___ Input records ___
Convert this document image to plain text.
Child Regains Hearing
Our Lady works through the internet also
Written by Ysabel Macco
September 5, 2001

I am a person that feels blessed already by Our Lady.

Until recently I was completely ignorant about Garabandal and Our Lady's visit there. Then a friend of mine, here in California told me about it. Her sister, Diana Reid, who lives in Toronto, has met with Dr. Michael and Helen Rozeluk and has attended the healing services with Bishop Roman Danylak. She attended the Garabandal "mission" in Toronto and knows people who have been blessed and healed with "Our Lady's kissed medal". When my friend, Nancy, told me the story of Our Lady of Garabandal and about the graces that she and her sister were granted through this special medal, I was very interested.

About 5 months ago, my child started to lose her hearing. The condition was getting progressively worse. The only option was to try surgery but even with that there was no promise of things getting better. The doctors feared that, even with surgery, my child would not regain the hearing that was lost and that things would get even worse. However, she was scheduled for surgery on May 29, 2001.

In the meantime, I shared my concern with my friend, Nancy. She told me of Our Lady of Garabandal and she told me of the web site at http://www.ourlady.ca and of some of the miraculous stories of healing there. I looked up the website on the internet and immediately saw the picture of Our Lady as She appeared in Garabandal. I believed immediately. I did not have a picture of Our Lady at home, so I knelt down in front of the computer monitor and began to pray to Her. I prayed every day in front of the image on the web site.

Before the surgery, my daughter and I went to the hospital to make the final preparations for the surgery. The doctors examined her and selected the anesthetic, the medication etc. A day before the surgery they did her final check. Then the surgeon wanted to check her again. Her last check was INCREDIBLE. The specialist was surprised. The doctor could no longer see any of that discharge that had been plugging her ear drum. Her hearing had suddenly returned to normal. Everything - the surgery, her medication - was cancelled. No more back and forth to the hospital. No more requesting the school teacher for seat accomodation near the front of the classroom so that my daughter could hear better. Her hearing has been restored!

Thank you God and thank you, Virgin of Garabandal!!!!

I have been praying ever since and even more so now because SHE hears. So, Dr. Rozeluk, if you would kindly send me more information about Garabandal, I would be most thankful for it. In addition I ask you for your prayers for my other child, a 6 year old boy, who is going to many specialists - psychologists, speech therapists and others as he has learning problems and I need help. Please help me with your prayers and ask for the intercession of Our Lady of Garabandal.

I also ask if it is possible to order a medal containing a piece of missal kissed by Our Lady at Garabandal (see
___
Exercise requirements » Nothing in the data may differ; print all of it exactly as written.

Solution »
Convert this document image to plain text.
Child Regains Hearing
Our Lady works through the internet also
Written by Ysabel Macco
September 5, 2001

I am a person that feels blessed already by Our Lady.

Until recently I was completely ignorant about Garabandal and Our Lady's visit there. Then a friend of mine, here in California told me about it. Her sister, Diana Reid, who lives in Toronto, has met with Dr. Michael and Helen Rozeluk and has attended the healing services with Bishop Roman Danylak. She attended the Garabandal "mission" in Toronto and knows people who have been blessed and healed with "Our Lady's kissed medal". When my friend, Nancy, told me the story of Our Lady of Garabandal and about the graces that she and her sister were granted through this special medal, I was very interested.

About 5 months ago, my child started to lose her hearing. The condition was getting progressively worse. The only option was to try surgery but even with that there was no promise of things getting better. The doctors feared that, even with surgery, my child would not regain the hearing that was lost and that things would get even worse. However, she was scheduled for surgery on May 29, 2001.

In the meantime, I shared my concern with my friend, Nancy. She told me of Our Lady of Garabandal and she told me of the web site at http://www.ourlady.ca and of some of the miraculous stories of healing there. I looked up the website on the internet and immediately saw the picture of Our Lady as She appeared in Garabandal. I believed immediately. I did not have a picture of Our Lady at home, so I knelt down in front of the computer monitor and began to pray to Her. I prayed every day in front of the image on the web site.

Before the surgery, my daughter and I went to the hospital to make the final preparations for the surgery. The doctors examined her and selected the anesthetic, the medication etc. A day before the surgery they did her final check. Then the surgeon wanted to check her again. Her last check was INCREDIBLE. The specialist was surprised. The doctor could no longer see any of that discharge that had been plugging her ear drum. Her hearing had suddenly returned to normal. Everything - the surgery, her medication - was cancelled. No more back and forth to the hospital. No more requesting the school teacher for seat accomodation near the front of the classroom so that my daughter could hear better. Her hearing has been restored!

Thank you God and thank you, Virgin of Garabandal!!!!

I have been praying ever since and even more so now because SHE hears. So, Dr. Rozeluk, if you would kindly send me more information about Garabandal, I would be most thankful for it. In addition I ask you for your prayers for my other child, a 6 year old boy, who is going to many specialists - psychologists, speech therapists and others as he has learning problems and I need help. Please help me with your prayers and ask for the intercession of Our Lady of Garabandal.

I also ask if it is possible to order a medal containing a piece of missal kissed by Our Lady at Garabandal (see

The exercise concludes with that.